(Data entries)
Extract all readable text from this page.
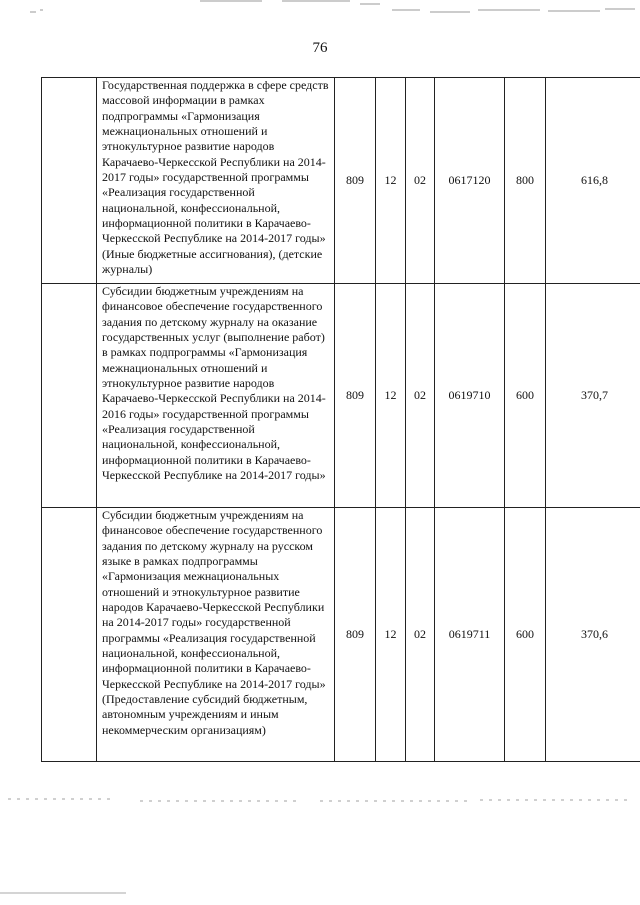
76
	Государственная поддержка в сфере средств массовой информации в рамках подпрограммы «Гармонизация межнациональных отношений и этнокультурное развитие народов Карачаево-Черкесской Республики на 2014-2017 годы» государственной программы «Реализация государственной национальной, конфессиональной, информационной политики в Карачаево-Черкесской Республике на 2014-2017 годы» (Иные бюджетные ассигнования), (детские журналы)	809	12	02	0617120	800	616,8
	Субсидии бюджетным учреждениям на финансовое обеспечение государственного задания по детскому журналу на оказание государственных услуг (выполнение работ) в рамках подпрограммы «Гармонизация межнациональных отношений и этнокультурное развитие народов Карачаево-Черкесской Республики на 2014-2016 годы» государственной программы «Реализация государственной национальной, конфессиональной, информационной политики в Карачаево-Черкесской Республике на 2014-2017 годы»	809	12	02	0619710	600	370,7
	Субсидии бюджетным учреждениям на финансовое обеспечение государственного задания по детскому журналу на русском языке в рамках подпрограммы «Гармонизация межнациональных отношений и этнокультурное развитие народов Карачаево-Черкесской Республики на 2014-2017 годы» государственной программы «Реализация государственной национальной, конфессиональной, информационной политики в Карачаево-Черкесской Республике на 2014-2017 годы» (Предоставление субсидий бюджетным, автономным учреждениям и иным некоммерческим организациям)	809	12	02	0619711	600	370,6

DIRECTIVE ->
Gather up every line from the listing above in which the word "отношений" occurs.

RESPONSE TO THE TASK ->
	Государственная поддержка в сфере средств массовой информации в рамках подпрограммы «Гармонизация межнациональных отношений и этнокультурное развитие народов Карачаево-Черкесской Республики на 2014-2017 годы» государственной программы «Реализация государственной национальной, конфессиональной, информационной политики в Карачаево-Черкесской Республике на 2014-2017 годы» (Иные бюджетные ассигнования), (детские журналы)	809	12	02	0617120	800	616,8
	Субсидии бюджетным учреждениям на финансовое обеспечение государственного задания по детскому журналу на оказание государственных услуг (выполнение работ) в рамках подпрограммы «Гармонизация межнациональных отношений и этнокультурное развитие народов Карачаево-Черкесской Республики на 2014-2016 годы» государственной программы «Реализация государственной национальной, конфессиональной, информационной политики в Карачаево-Черкесской Республике на 2014-2017 годы»	809	12	02	0619710	600	370,7
	Субсидии бюджетным учреждениям на финансовое обеспечение государственного задания по детскому журналу на русском языке в рамках подпрограммы «Гармонизация межнациональных отношений и этнокультурное развитие народов Карачаево-Черкесской Республики на 2014-2017 годы» государственной программы «Реализация государственной национальной, конфессиональной, информационной политики в Карачаево-Черкесской Республике на 2014-2017 годы» (Предоставление субсидий бюджетным, автономным учреждениям и иным некоммерческим организациям)	809	12	02	0619711	600	370,6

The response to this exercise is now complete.